- [Problem to solve]:
Here are some records; copy every line that holds the word "start".

======== Material supplied

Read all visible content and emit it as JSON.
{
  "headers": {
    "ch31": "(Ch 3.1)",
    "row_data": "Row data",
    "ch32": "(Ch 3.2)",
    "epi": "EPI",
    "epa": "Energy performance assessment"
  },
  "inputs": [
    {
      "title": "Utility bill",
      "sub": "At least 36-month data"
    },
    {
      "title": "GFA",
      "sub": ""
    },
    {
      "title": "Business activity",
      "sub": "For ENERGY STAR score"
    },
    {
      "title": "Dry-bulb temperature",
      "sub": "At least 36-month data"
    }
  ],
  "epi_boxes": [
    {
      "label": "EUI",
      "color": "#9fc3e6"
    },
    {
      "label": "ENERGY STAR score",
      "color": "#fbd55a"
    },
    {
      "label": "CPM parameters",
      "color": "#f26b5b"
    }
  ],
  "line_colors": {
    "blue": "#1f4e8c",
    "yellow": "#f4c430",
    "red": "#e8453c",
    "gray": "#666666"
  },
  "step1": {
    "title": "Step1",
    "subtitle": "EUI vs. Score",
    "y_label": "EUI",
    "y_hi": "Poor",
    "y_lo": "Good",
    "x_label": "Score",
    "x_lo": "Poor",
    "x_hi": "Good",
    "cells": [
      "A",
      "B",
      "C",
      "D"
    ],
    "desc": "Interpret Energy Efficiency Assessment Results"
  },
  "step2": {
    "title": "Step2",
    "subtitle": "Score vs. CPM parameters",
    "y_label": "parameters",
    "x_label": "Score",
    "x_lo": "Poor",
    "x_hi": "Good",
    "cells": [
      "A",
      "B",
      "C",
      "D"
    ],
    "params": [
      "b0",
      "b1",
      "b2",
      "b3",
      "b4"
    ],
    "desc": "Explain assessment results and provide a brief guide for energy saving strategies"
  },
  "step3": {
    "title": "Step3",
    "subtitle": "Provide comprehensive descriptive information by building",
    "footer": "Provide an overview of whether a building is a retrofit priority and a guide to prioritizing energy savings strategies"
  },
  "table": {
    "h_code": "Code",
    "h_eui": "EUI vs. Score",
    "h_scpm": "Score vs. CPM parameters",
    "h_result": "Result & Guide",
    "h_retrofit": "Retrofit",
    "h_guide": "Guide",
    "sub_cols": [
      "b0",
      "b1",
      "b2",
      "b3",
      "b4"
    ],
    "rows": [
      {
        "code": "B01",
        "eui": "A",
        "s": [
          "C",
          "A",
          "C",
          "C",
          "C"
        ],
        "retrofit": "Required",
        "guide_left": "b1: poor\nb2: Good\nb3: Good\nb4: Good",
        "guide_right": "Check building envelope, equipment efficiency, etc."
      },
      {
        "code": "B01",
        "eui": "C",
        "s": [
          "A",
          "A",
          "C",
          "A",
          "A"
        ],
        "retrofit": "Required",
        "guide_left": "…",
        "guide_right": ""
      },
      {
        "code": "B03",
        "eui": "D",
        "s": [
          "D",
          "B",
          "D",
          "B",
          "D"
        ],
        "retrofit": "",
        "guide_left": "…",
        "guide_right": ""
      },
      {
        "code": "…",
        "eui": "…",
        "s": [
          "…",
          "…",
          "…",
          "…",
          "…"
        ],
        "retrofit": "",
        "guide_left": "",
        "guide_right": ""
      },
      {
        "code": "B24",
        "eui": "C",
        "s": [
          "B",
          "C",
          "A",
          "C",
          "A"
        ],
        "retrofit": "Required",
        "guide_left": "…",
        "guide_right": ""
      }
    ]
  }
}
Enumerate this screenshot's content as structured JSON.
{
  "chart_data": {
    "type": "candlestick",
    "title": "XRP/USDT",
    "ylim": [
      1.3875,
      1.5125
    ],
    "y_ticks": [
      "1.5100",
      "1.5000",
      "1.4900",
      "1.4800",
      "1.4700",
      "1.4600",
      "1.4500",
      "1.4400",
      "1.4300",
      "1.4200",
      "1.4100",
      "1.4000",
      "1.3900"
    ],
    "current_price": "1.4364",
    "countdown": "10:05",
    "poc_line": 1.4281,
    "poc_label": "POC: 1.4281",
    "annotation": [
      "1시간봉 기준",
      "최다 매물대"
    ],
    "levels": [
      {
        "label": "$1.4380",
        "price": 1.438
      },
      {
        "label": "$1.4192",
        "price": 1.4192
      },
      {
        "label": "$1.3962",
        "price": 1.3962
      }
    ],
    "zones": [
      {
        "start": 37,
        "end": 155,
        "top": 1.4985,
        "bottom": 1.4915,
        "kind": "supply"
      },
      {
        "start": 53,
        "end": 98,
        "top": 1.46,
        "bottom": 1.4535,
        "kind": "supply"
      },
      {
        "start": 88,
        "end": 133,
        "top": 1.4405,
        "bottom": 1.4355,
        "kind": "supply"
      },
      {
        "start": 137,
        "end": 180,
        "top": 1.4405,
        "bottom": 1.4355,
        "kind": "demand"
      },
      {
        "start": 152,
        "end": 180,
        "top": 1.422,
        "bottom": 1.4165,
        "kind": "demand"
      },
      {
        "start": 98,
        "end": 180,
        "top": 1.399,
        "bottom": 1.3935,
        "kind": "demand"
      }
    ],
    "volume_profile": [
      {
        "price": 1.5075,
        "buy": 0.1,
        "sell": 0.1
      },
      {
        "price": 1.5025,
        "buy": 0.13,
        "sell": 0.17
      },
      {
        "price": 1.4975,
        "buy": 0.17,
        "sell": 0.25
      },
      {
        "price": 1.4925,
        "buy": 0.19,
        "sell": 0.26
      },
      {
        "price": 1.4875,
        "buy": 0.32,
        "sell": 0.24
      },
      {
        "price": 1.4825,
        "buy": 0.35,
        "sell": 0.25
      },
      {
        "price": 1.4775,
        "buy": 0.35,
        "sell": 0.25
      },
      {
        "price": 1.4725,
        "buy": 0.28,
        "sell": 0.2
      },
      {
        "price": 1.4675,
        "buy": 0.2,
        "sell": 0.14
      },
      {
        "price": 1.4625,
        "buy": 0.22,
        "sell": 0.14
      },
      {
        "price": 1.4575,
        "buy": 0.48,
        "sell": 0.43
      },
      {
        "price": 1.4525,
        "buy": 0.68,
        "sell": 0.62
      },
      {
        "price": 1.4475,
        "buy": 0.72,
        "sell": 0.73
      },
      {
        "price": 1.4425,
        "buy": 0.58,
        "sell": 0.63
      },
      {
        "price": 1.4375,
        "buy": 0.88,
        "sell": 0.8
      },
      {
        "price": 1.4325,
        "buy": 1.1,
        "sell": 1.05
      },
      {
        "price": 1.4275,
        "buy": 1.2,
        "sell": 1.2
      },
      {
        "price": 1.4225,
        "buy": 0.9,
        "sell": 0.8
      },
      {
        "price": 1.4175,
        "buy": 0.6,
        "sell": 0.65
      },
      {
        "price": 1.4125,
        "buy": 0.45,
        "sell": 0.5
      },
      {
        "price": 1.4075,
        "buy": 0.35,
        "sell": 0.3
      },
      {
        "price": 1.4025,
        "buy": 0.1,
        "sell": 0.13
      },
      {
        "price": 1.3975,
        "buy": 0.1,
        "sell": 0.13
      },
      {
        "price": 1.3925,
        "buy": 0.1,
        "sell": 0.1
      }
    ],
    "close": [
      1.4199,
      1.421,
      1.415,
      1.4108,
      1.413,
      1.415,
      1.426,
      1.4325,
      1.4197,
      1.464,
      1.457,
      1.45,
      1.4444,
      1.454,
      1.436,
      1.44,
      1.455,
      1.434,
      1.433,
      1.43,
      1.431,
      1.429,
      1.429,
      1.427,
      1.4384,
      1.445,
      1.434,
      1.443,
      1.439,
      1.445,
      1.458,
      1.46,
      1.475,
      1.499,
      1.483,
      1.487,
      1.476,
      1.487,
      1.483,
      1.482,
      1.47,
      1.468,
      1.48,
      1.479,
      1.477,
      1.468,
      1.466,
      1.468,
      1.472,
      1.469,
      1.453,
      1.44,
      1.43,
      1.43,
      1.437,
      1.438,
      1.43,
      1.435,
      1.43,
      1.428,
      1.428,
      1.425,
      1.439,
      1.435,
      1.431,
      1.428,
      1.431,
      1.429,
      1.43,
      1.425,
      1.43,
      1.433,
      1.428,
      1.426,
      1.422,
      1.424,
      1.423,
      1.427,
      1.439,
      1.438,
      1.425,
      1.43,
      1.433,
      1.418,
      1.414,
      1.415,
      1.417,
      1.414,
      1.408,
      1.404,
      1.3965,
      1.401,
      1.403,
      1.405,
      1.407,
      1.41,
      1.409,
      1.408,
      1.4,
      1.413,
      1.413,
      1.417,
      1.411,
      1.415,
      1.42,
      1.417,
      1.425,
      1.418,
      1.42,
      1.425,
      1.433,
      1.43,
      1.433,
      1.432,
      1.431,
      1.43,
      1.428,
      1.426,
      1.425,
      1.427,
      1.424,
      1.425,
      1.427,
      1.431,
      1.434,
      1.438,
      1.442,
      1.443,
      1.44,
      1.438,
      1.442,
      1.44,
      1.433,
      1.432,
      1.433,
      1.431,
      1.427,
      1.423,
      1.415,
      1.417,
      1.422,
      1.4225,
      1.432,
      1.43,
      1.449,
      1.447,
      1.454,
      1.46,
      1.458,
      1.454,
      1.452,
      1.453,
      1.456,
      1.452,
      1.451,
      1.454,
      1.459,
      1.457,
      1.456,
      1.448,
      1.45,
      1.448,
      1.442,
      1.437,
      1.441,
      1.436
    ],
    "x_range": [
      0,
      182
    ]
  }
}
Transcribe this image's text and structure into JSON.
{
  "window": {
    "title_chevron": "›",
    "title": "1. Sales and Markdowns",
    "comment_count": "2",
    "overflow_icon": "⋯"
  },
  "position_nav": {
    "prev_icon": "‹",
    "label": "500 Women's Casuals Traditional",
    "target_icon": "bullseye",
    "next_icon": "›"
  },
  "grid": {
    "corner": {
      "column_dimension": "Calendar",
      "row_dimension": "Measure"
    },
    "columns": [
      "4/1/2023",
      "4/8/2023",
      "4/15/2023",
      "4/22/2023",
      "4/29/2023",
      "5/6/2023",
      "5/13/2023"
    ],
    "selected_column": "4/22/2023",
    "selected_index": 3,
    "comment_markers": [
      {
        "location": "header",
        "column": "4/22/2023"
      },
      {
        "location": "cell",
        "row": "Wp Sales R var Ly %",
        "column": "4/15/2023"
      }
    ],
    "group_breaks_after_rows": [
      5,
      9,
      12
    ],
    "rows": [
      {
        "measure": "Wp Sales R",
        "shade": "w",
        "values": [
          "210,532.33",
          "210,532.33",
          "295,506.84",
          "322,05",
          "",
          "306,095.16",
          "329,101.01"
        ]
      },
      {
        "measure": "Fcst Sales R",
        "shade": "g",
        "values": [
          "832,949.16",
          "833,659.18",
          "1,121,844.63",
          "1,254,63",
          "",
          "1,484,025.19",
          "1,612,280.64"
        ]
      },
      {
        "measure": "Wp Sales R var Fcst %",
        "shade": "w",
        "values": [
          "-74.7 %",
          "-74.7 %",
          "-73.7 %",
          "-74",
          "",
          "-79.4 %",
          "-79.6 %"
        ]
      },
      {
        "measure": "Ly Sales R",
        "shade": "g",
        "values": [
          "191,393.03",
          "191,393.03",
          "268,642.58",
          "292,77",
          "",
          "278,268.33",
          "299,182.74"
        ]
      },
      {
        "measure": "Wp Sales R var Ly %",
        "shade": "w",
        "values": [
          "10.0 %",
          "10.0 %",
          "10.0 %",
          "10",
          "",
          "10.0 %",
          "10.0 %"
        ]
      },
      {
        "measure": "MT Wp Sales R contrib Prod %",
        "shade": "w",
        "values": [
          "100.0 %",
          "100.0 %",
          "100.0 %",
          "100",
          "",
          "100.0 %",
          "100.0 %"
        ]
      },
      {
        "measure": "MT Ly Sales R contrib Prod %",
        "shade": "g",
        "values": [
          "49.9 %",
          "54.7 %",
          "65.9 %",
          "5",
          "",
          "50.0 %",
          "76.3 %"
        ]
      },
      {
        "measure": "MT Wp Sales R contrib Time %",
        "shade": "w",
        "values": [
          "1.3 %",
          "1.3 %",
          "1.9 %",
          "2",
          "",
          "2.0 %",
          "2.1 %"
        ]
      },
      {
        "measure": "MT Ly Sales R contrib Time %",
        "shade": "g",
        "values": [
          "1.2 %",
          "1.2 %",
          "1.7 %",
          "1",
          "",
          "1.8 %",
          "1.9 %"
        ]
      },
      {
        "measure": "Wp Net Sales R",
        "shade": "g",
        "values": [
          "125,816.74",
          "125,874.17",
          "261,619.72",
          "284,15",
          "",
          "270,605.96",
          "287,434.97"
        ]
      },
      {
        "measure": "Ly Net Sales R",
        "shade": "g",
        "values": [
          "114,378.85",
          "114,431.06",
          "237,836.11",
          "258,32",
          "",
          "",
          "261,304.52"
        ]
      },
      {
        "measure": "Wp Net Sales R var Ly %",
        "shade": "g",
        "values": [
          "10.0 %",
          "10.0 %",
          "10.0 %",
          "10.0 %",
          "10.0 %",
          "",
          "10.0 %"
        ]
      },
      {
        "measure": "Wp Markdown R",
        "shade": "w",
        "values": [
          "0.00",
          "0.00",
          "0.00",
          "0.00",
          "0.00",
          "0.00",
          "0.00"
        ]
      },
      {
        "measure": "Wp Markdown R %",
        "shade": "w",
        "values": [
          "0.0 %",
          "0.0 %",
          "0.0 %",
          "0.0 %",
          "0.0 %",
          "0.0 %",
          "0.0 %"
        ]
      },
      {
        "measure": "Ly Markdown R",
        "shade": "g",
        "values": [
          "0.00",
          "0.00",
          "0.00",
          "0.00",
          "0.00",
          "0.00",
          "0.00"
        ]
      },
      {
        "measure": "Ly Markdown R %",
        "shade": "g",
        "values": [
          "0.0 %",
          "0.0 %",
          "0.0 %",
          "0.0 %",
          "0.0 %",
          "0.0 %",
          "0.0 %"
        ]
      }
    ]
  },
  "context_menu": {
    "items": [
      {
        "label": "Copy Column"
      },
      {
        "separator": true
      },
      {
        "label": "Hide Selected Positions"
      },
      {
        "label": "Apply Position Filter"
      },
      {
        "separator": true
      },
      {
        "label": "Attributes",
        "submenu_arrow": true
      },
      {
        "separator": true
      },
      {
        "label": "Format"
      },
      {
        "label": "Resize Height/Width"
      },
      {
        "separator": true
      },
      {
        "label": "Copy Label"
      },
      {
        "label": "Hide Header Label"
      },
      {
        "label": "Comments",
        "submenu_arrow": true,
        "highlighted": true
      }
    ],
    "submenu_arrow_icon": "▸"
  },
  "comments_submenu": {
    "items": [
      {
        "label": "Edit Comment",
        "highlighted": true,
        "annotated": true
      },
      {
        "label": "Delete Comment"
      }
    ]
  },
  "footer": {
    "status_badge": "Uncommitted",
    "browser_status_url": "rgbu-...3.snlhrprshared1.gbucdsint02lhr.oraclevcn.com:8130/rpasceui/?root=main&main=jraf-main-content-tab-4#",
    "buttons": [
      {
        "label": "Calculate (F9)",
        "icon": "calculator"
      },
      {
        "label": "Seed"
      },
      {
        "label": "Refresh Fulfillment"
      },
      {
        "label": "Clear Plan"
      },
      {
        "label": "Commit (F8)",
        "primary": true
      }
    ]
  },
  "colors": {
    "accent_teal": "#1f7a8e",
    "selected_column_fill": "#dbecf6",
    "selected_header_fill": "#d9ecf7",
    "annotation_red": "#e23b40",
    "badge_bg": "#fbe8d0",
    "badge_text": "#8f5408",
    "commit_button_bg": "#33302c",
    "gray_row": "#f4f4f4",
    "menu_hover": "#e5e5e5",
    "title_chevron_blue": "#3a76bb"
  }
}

================

- [Exercise solution]:
        "start": 37,
        "start": 53,
        "start": 88,
        "start": 137,
        "start": 152,
        "start": 98,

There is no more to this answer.